Work required: Copy the listing below word for word, leaving out the pictures.

-- START Record extracts --

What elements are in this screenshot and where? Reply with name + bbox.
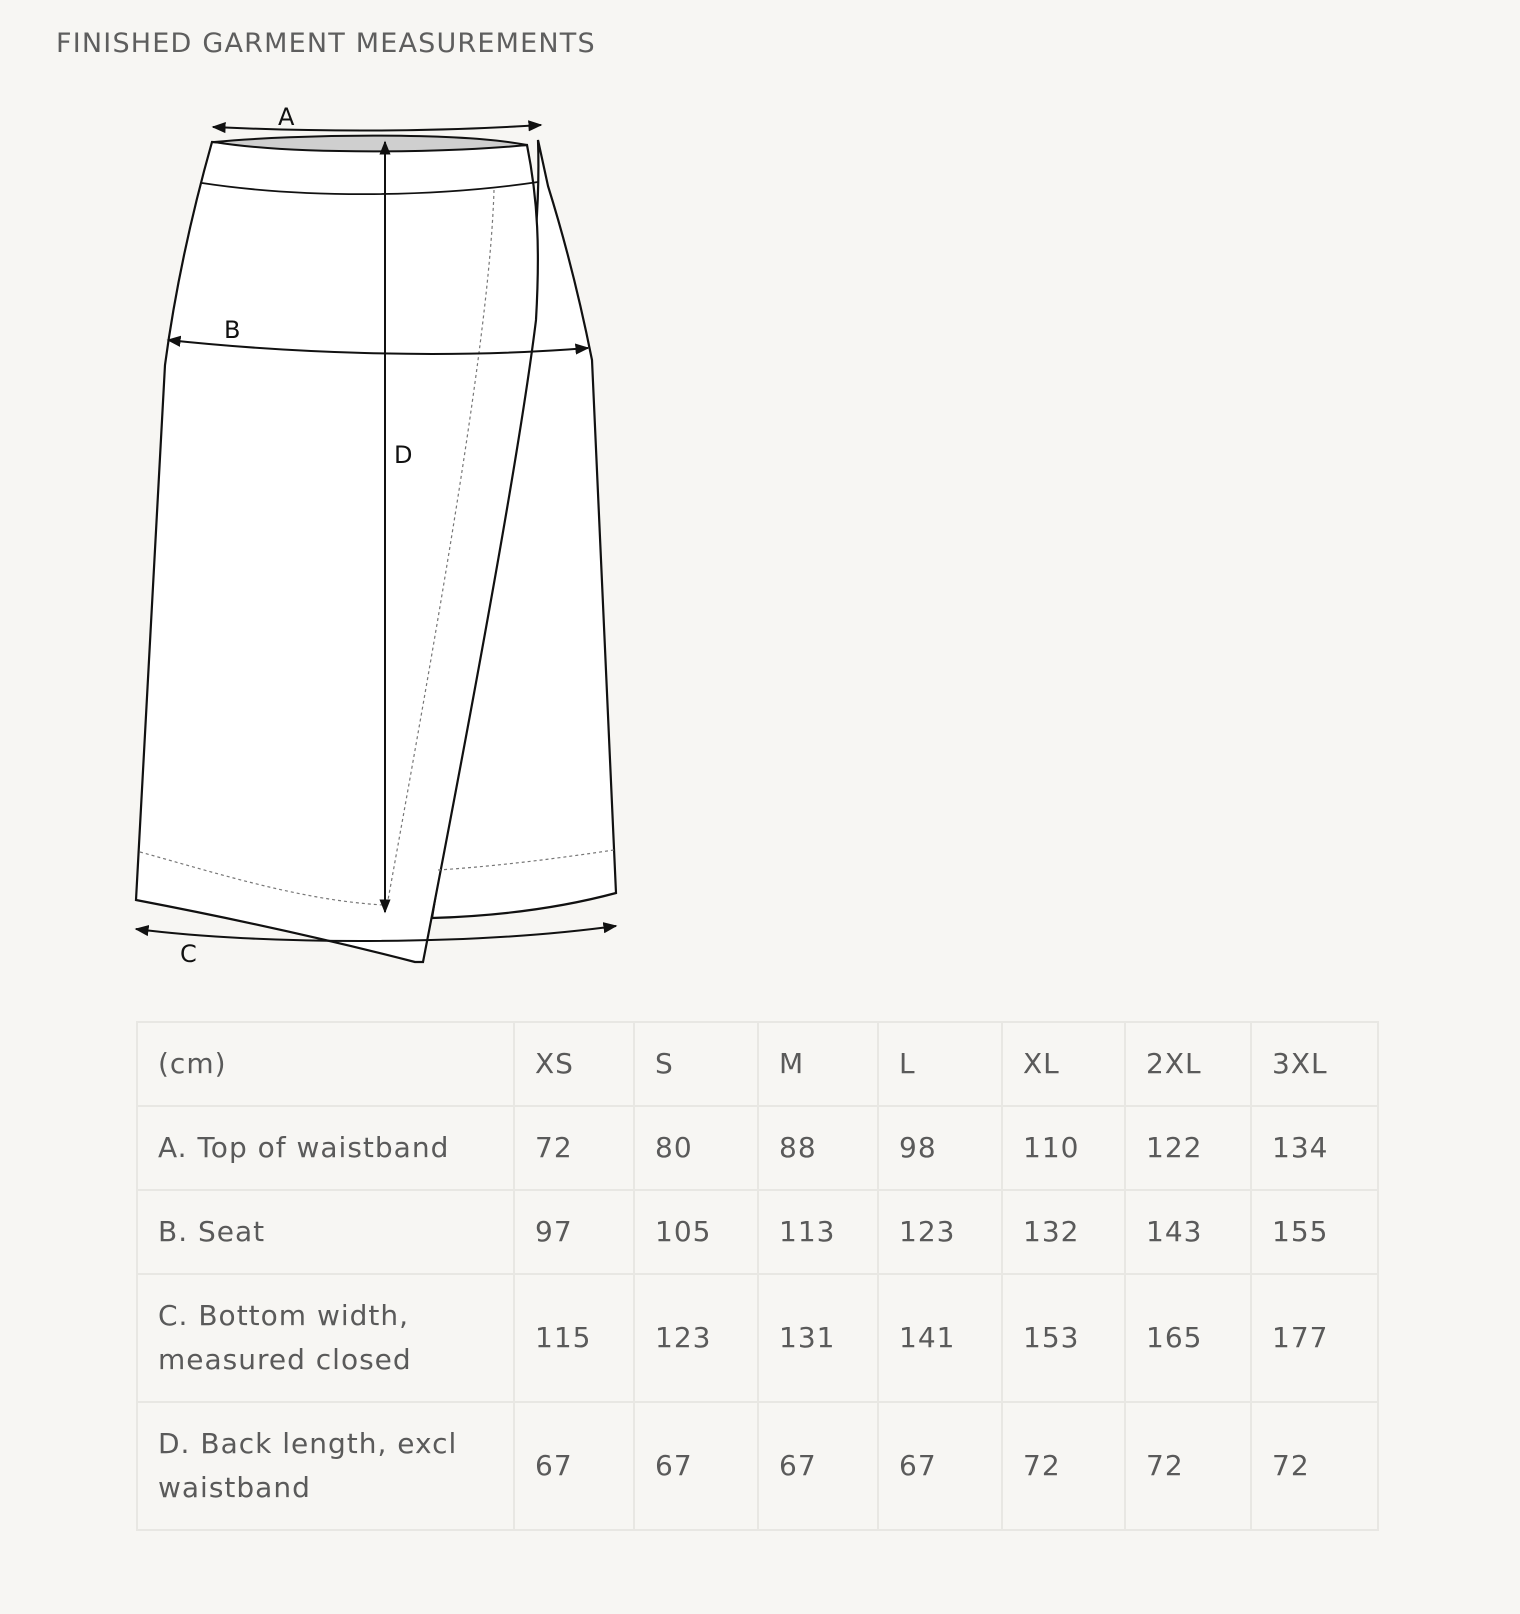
table-cell: 113 [758, 1190, 878, 1274]
table-cell: 72 [1125, 1402, 1251, 1530]
table-cell: 67 [634, 1402, 758, 1530]
table-cell: 155 [1251, 1190, 1378, 1274]
size-header-m: M [758, 1022, 878, 1106]
row-label: C. Bottom width, measured closed [137, 1274, 514, 1402]
size-header-s: S [634, 1022, 758, 1106]
table-cell: 143 [1125, 1190, 1251, 1274]
table-cell: 123 [878, 1190, 1002, 1274]
table-cell: 72 [1002, 1402, 1125, 1530]
size-header-xs: XS [514, 1022, 634, 1106]
table-cell: 153 [1002, 1274, 1125, 1402]
size-header-2xl: 2XL [1125, 1022, 1251, 1106]
size-header-3xl: 3XL [1251, 1022, 1378, 1106]
measure-line-a [213, 125, 541, 131]
label-d: D [394, 441, 413, 469]
table-row [137, 1274, 1378, 1402]
table-cell: 177 [1251, 1274, 1378, 1402]
table-cell: 72 [1251, 1402, 1378, 1530]
table-cell: 72 [514, 1106, 634, 1190]
label-b: B [224, 316, 241, 344]
table-row [137, 1106, 1378, 1190]
page-title: FINISHED GARMENT MEASUREMENTS [56, 28, 596, 59]
measurements-table [136, 1021, 1379, 1531]
table-cell: 67 [758, 1402, 878, 1530]
size-header-xl: XL [1002, 1022, 1125, 1106]
table-row [137, 1402, 1378, 1530]
table-cell: 131 [758, 1274, 878, 1402]
table-cell: 88 [758, 1106, 878, 1190]
label-c: C [180, 940, 197, 968]
label-a: A [278, 103, 295, 131]
table-cell: 67 [514, 1402, 634, 1530]
row-label: D. Back length, excl waistband [137, 1402, 514, 1530]
row-label: A. Top of waistband [137, 1106, 514, 1190]
table-cell: 80 [634, 1106, 758, 1190]
table-cell: 105 [634, 1190, 758, 1274]
table-cell: 141 [878, 1274, 1002, 1402]
header-row [137, 1022, 1378, 1106]
skirt-diagram [120, 95, 640, 975]
table-row [137, 1190, 1378, 1274]
table-cell: 97 [514, 1190, 634, 1274]
table-cell: 122 [1125, 1106, 1251, 1190]
table-cell: 98 [878, 1106, 1002, 1190]
table-cell: 123 [634, 1274, 758, 1402]
table-cell: 134 [1251, 1106, 1378, 1190]
table-cell: 67 [878, 1402, 1002, 1530]
size-header-l: L [878, 1022, 1002, 1106]
row-label: B. Seat [137, 1190, 514, 1274]
table-cell: 115 [514, 1274, 634, 1402]
table-cell: 165 [1125, 1274, 1251, 1402]
table-cell: 132 [1002, 1190, 1125, 1274]
table-cell: 110 [1002, 1106, 1125, 1190]
unit-header: (cm) [137, 1022, 514, 1106]
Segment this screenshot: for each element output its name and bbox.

-- END Record extracts --

Solution to this problem:
What elements are in this screenshot and where? Reply with name + bbox.
table-cell: 113 [758, 1190, 878, 1274]
table-cell: 72 [1125, 1402, 1251, 1530]
table-cell: 67 [634, 1402, 758, 1530]
table-cell: 155 [1251, 1190, 1378, 1274]
size-header-m: M [758, 1022, 878, 1106]
row-label: C. Bottom width, measured closed [137, 1274, 514, 1402]
size-header-s: S [634, 1022, 758, 1106]
table-cell: 143 [1125, 1190, 1251, 1274]
table-cell: 123 [878, 1190, 1002, 1274]
table-cell: 72 [1002, 1402, 1125, 1530]
size-header-xs: XS [514, 1022, 634, 1106]
table-cell: 153 [1002, 1274, 1125, 1402]
size-header-2xl: 2XL [1125, 1022, 1251, 1106]
size-header-3xl: 3XL [1251, 1022, 1378, 1106]
measure-line-a [213, 125, 541, 131]
label-d: D [394, 441, 413, 469]
table-row [137, 1274, 1378, 1402]
table-cell: 177 [1251, 1274, 1378, 1402]
table-cell: 72 [1251, 1402, 1378, 1530]
table-cell: 72 [514, 1106, 634, 1190]
label-b: B [224, 316, 241, 344]
table-row [137, 1106, 1378, 1190]
page-title: FINISHED GARMENT MEASUREMENTS [56, 28, 596, 59]
measurements-table [136, 1021, 1379, 1531]
table-cell: 67 [758, 1402, 878, 1530]
size-header-xl: XL [1002, 1022, 1125, 1106]
table-row [137, 1402, 1378, 1530]
table-cell: 131 [758, 1274, 878, 1402]
table-cell: 88 [758, 1106, 878, 1190]
label-c: C [180, 940, 197, 968]
label-a: A [278, 103, 295, 131]
table-cell: 67 [514, 1402, 634, 1530]
row-label: D. Back length, excl waistband [137, 1402, 514, 1530]
row-label: A. Top of waistband [137, 1106, 514, 1190]
table-cell: 80 [634, 1106, 758, 1190]
table-cell: 105 [634, 1190, 758, 1274]
table-cell: 141 [878, 1274, 1002, 1402]
header-row [137, 1022, 1378, 1106]
skirt-diagram [120, 95, 640, 975]
table-row [137, 1190, 1378, 1274]
table-cell: 97 [514, 1190, 634, 1274]
table-cell: 122 [1125, 1106, 1251, 1190]
table-cell: 98 [878, 1106, 1002, 1190]
table-cell: 123 [634, 1274, 758, 1402]
table-cell: 134 [1251, 1106, 1378, 1190]
table-cell: 67 [878, 1402, 1002, 1530]
size-header-l: L [878, 1022, 1002, 1106]
row-label: B. Seat [137, 1190, 514, 1274]
table-cell: 115 [514, 1274, 634, 1402]
table-cell: 165 [1125, 1274, 1251, 1402]
table-cell: 132 [1002, 1190, 1125, 1274]
table-cell: 110 [1002, 1106, 1125, 1190]
unit-header: (cm) [137, 1022, 514, 1106]
Segment this screenshot: for each element output its name and bbox.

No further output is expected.